▶ _Written request_
Pull out every line below that contains the word "Summary".

▶ _Information shown_
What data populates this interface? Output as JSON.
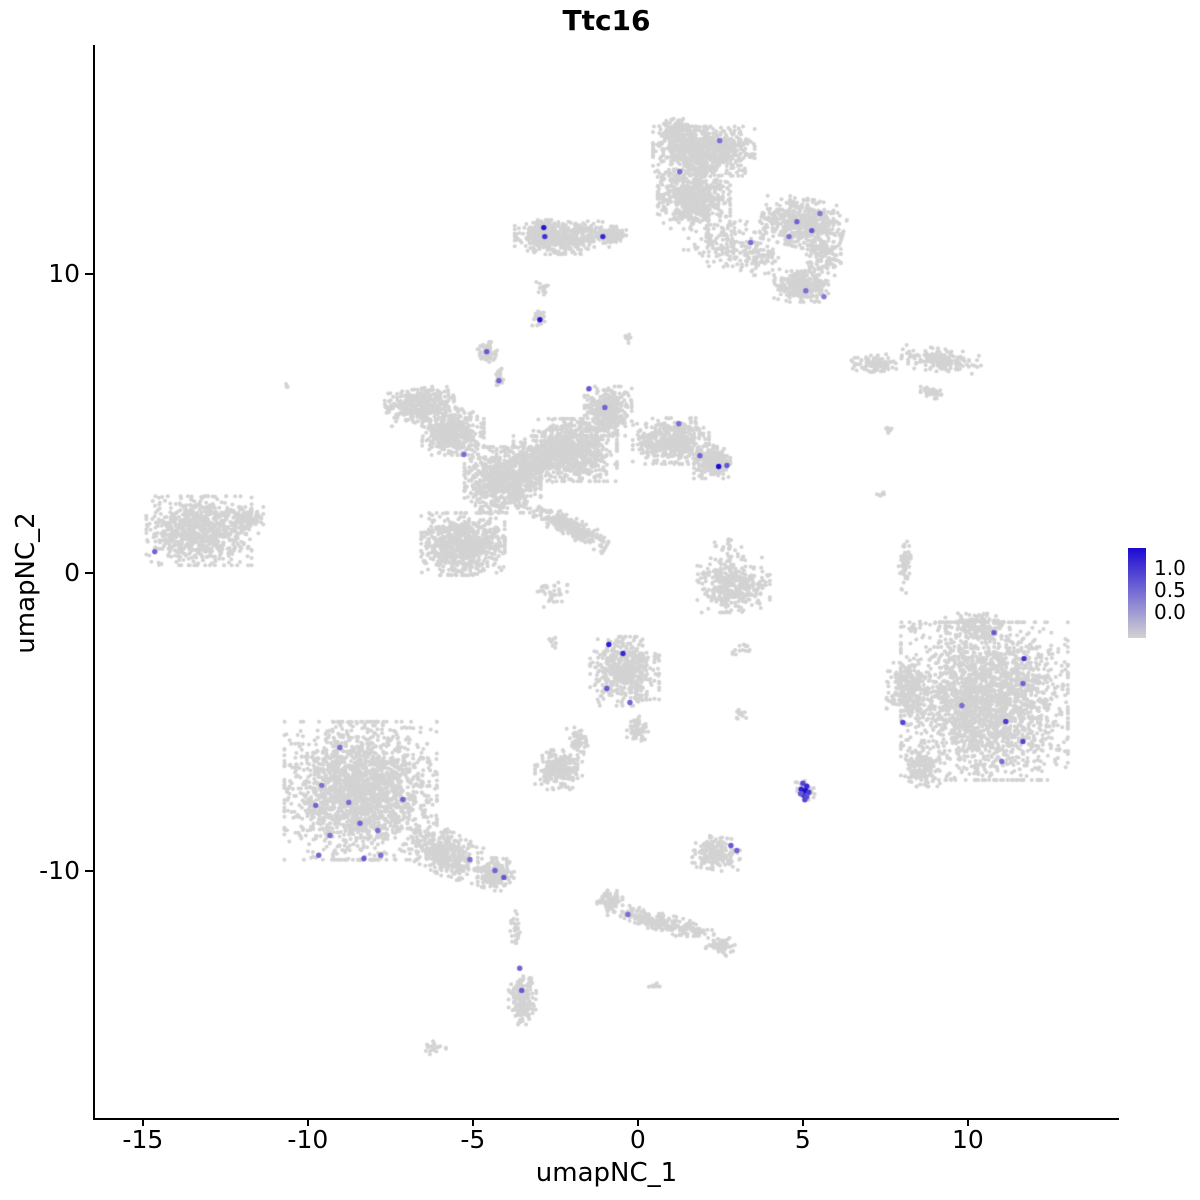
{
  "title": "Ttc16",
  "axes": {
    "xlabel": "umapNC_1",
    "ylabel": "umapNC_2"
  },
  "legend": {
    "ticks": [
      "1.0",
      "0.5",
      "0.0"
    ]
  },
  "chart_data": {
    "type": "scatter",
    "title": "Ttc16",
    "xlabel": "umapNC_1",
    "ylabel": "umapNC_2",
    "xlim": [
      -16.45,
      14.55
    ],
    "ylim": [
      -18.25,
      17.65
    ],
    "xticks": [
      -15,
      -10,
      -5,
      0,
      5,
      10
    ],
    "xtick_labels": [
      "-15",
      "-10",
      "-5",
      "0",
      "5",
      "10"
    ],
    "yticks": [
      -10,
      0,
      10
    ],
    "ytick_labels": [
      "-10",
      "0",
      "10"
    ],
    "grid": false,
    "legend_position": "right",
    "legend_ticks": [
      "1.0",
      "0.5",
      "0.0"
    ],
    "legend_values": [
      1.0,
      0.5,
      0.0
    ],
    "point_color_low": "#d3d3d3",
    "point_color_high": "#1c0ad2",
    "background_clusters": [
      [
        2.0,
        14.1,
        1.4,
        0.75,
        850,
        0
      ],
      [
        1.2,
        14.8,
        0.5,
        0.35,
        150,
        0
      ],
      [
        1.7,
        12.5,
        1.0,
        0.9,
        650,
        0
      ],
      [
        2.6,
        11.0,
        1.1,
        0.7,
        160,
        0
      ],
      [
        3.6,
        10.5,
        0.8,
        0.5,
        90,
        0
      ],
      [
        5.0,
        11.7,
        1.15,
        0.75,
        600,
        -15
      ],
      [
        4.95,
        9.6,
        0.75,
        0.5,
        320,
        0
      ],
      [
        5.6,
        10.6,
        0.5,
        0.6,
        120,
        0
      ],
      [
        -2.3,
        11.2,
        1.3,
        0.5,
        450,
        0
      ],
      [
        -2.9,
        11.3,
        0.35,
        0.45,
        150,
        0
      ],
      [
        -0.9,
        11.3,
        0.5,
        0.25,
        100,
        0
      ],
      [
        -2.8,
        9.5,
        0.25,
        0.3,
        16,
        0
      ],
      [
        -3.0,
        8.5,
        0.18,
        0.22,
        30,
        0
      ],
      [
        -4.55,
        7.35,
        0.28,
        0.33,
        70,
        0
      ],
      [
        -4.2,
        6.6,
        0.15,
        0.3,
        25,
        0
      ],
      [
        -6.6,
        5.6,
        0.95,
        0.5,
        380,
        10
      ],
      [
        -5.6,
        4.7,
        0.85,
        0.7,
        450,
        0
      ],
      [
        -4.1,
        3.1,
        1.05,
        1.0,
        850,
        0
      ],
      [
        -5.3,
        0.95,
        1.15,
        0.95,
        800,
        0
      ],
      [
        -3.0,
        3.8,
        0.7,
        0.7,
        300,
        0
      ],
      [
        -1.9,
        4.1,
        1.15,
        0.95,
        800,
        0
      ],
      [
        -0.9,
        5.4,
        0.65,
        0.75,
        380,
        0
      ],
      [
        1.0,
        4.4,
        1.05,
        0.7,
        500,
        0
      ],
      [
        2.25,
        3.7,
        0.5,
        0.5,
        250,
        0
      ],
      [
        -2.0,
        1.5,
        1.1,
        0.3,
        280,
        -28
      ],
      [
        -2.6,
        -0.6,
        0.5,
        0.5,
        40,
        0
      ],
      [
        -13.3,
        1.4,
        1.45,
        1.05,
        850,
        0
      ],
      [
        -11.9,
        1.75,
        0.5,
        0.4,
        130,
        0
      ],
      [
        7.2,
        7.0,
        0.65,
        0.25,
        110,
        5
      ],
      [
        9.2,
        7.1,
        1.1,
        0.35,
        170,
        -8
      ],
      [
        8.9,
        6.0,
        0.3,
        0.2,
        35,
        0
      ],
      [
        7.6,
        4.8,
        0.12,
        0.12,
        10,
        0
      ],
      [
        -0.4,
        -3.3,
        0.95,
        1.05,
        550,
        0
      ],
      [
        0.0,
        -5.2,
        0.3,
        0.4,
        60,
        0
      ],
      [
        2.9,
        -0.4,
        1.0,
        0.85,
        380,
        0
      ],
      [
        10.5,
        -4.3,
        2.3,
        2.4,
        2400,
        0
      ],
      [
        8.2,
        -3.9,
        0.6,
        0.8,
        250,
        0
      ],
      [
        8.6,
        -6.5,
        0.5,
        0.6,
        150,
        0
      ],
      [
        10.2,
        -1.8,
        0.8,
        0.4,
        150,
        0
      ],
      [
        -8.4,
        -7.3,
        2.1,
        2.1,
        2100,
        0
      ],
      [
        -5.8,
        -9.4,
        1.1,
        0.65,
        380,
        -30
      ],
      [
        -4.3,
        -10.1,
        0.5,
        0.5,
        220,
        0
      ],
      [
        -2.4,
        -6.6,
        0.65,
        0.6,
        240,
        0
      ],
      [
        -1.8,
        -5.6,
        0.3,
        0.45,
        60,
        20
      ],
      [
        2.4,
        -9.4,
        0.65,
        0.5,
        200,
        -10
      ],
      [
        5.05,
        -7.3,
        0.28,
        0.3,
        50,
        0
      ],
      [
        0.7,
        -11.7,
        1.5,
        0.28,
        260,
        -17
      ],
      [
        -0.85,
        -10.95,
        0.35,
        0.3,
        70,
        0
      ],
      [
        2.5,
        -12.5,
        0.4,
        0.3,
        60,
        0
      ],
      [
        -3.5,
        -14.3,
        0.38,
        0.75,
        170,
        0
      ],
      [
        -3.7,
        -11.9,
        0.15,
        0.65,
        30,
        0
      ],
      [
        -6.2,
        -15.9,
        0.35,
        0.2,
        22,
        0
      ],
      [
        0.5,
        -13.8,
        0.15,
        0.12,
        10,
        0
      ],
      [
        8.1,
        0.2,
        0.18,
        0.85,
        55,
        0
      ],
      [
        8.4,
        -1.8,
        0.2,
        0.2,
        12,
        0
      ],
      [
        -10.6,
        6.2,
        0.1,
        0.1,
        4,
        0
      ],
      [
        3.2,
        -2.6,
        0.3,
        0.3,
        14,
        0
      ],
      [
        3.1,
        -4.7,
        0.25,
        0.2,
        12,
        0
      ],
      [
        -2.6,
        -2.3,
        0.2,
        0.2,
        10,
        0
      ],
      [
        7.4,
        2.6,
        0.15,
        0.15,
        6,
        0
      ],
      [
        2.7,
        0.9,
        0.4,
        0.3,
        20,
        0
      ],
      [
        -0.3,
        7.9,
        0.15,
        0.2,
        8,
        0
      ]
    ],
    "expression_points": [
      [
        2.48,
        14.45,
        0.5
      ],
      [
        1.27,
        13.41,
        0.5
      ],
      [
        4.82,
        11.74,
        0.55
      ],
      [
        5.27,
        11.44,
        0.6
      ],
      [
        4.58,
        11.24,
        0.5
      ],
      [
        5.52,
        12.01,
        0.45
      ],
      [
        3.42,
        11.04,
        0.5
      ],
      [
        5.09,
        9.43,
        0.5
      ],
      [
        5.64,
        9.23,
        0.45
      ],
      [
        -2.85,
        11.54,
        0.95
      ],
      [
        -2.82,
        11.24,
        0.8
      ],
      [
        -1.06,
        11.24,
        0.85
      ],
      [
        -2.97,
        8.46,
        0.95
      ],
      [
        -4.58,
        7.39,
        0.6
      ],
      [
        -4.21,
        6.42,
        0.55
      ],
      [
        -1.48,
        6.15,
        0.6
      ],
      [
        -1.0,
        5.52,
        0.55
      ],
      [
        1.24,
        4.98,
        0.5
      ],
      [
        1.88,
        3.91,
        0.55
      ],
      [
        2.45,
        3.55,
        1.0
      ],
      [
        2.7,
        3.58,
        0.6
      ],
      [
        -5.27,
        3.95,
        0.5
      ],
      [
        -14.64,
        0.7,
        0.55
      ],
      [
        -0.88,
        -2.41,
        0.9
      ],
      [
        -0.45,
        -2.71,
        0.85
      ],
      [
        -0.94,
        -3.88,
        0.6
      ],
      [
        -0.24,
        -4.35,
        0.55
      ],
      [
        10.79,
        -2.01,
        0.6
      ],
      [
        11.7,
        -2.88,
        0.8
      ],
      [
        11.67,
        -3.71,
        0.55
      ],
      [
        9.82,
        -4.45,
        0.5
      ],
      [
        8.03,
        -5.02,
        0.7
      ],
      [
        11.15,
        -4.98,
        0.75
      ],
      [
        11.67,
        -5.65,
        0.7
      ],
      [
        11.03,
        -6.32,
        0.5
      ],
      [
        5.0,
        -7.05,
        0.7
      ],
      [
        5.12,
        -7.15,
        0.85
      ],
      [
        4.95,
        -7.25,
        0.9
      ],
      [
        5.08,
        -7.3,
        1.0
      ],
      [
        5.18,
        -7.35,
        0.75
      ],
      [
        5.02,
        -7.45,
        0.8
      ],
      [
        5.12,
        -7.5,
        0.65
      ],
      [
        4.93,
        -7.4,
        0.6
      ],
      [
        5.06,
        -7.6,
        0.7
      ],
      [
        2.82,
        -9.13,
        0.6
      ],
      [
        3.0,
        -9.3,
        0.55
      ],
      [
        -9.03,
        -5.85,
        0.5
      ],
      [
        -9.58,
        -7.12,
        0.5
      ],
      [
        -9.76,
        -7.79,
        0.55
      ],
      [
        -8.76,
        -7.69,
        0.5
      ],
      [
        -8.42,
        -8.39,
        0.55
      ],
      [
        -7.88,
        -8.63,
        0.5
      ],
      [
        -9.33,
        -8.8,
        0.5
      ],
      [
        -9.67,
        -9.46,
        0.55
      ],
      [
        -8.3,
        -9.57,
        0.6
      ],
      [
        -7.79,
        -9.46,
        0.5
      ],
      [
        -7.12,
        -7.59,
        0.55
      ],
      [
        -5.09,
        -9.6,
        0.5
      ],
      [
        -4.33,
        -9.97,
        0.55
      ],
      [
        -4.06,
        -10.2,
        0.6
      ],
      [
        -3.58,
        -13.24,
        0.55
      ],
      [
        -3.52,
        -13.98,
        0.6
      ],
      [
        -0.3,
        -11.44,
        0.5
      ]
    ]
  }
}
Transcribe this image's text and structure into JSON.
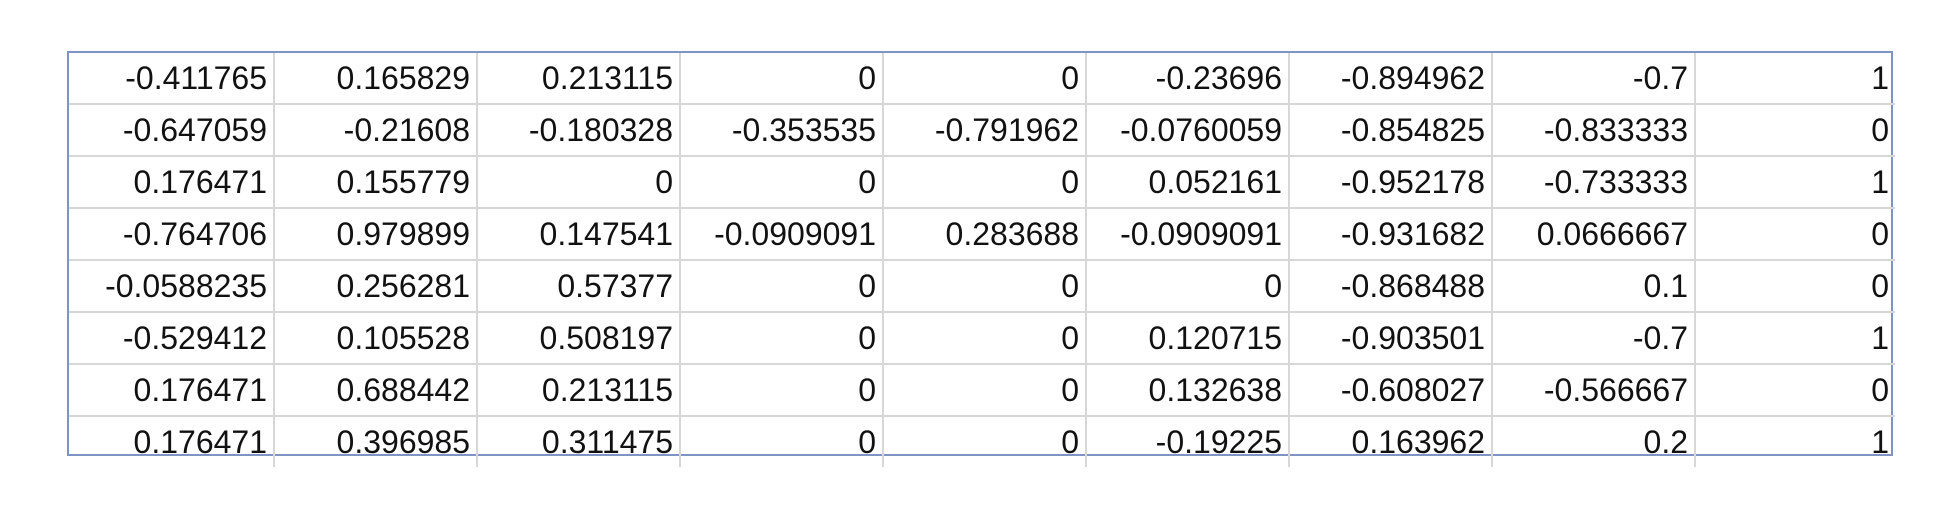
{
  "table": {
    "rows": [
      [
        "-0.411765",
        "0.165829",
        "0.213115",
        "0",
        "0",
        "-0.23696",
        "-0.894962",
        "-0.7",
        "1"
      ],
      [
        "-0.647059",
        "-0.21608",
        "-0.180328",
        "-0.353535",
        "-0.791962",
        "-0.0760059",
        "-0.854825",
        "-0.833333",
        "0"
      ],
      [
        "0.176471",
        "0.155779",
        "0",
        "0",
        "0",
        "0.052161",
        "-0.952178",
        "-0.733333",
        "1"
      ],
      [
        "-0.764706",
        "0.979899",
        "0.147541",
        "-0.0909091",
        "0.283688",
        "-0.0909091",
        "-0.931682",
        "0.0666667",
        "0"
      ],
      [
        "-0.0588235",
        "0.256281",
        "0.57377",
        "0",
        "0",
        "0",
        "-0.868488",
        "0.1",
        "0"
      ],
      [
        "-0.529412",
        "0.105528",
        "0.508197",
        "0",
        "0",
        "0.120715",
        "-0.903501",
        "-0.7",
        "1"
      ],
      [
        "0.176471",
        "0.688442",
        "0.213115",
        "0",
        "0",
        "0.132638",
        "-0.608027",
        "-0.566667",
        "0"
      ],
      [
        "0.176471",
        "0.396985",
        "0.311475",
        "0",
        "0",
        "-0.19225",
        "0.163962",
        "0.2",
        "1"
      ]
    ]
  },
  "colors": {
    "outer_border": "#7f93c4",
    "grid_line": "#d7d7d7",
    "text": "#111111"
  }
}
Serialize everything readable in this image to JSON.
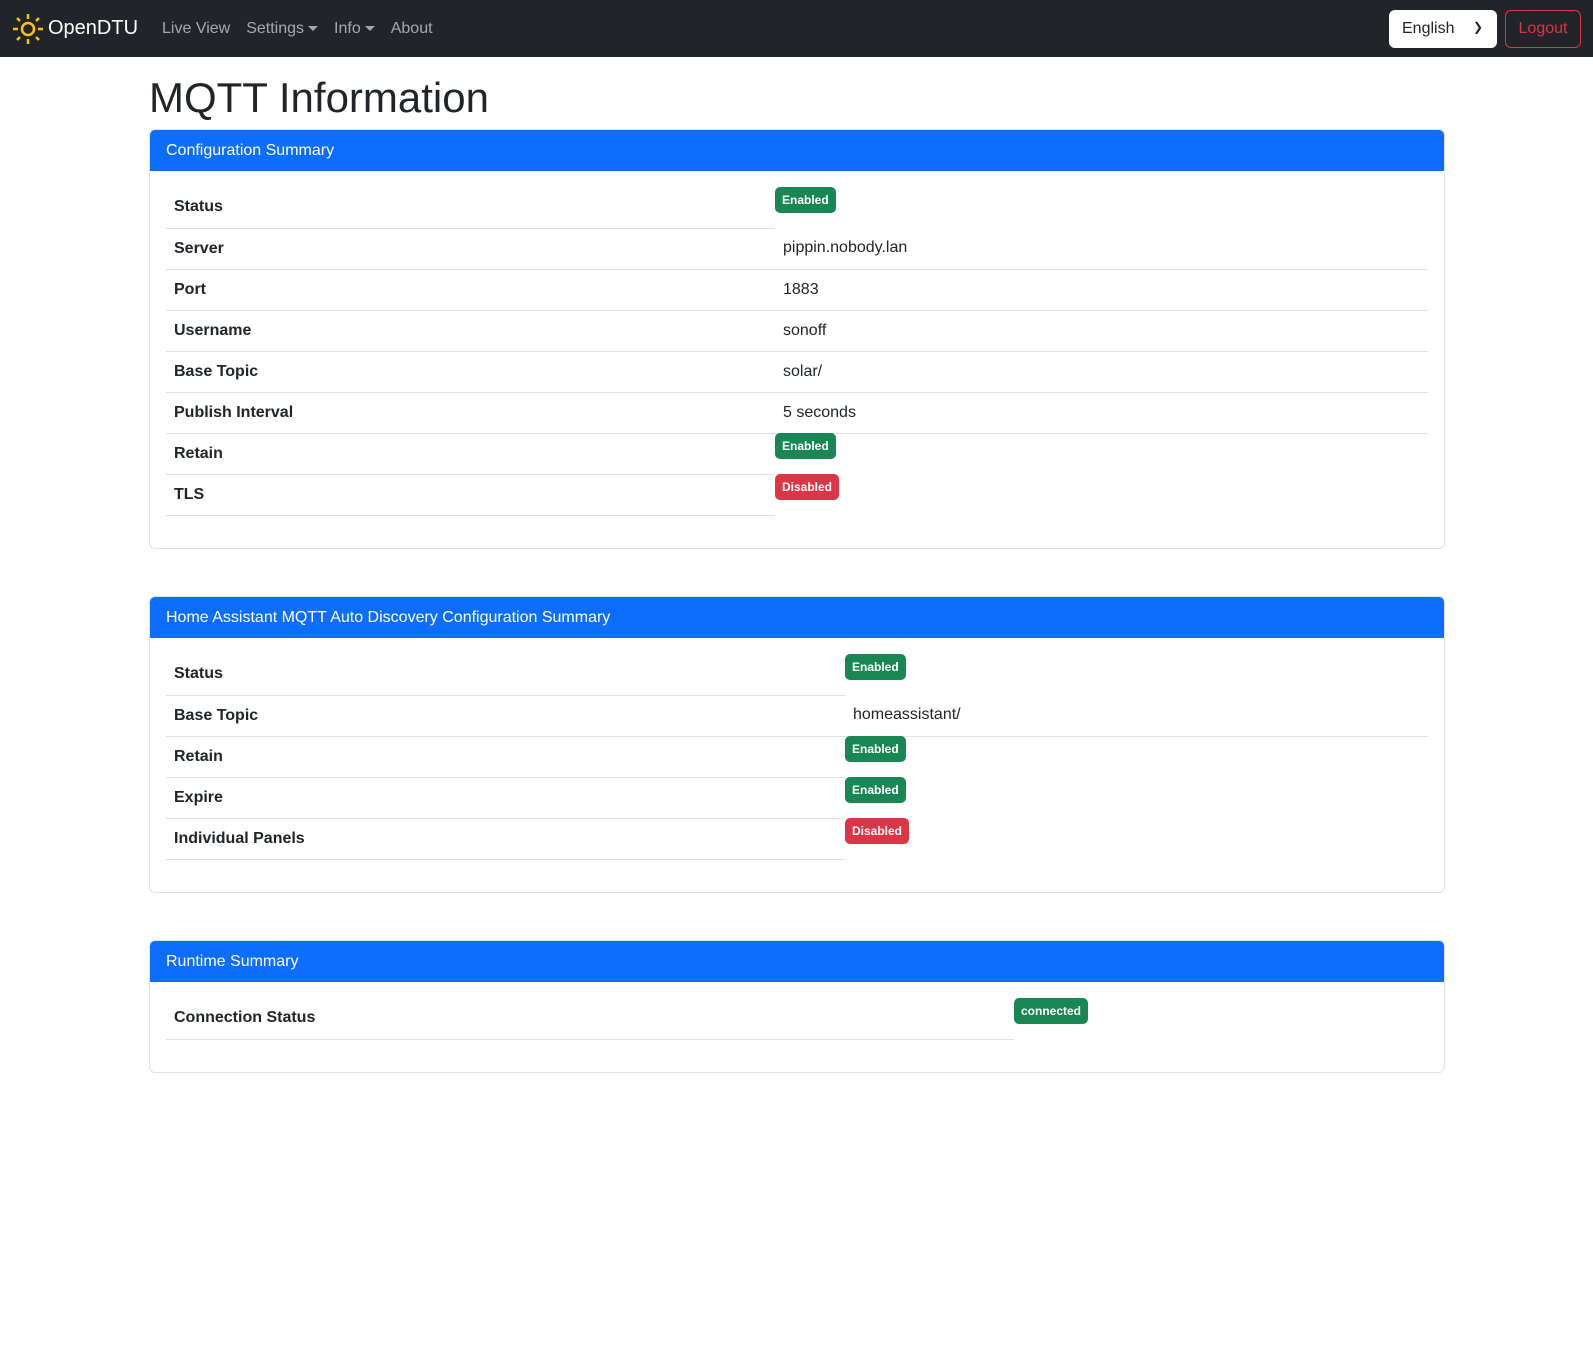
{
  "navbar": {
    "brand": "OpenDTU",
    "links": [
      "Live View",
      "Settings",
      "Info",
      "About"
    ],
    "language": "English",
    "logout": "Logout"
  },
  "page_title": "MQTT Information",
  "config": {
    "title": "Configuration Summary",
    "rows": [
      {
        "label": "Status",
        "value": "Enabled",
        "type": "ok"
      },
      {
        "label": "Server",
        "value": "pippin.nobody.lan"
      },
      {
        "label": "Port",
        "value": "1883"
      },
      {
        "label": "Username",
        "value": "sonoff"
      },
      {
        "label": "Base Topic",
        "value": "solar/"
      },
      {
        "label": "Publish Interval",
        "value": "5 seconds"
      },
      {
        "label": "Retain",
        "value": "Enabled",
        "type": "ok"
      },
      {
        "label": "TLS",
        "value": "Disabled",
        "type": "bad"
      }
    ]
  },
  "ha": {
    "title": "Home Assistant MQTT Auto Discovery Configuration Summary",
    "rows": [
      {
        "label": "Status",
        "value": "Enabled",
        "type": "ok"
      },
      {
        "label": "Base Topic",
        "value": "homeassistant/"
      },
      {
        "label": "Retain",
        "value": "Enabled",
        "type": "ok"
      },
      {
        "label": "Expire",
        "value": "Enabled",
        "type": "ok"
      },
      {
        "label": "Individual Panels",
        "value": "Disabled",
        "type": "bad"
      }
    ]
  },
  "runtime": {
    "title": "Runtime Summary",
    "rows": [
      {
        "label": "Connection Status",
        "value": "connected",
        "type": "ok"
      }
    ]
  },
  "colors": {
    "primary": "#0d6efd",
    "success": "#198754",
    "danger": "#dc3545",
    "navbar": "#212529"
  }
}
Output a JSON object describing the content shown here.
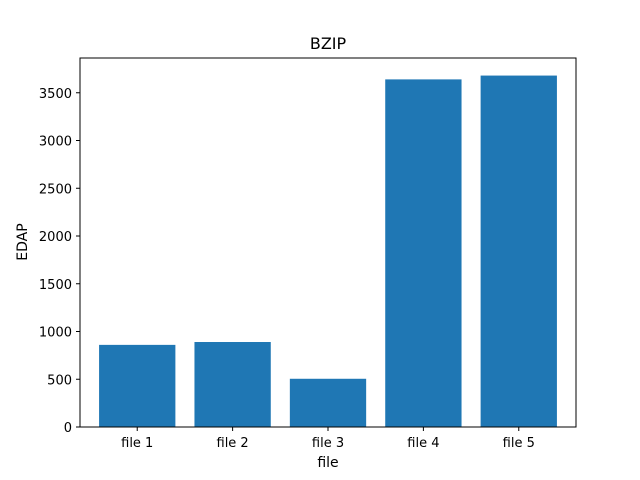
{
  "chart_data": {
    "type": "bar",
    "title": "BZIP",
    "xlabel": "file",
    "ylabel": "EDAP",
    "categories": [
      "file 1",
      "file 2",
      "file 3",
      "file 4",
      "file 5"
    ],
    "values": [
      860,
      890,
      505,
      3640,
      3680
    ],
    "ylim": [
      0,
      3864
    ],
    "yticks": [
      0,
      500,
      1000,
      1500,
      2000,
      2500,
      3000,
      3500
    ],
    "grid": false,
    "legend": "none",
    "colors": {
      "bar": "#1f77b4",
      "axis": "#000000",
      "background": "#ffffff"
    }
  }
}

▶ _Exercise result_
    "title": "Configuration Summary",
    "title": "Home Assistant MQTT Auto Discovery Configuration Summary",
    "title": "Runtime Summary",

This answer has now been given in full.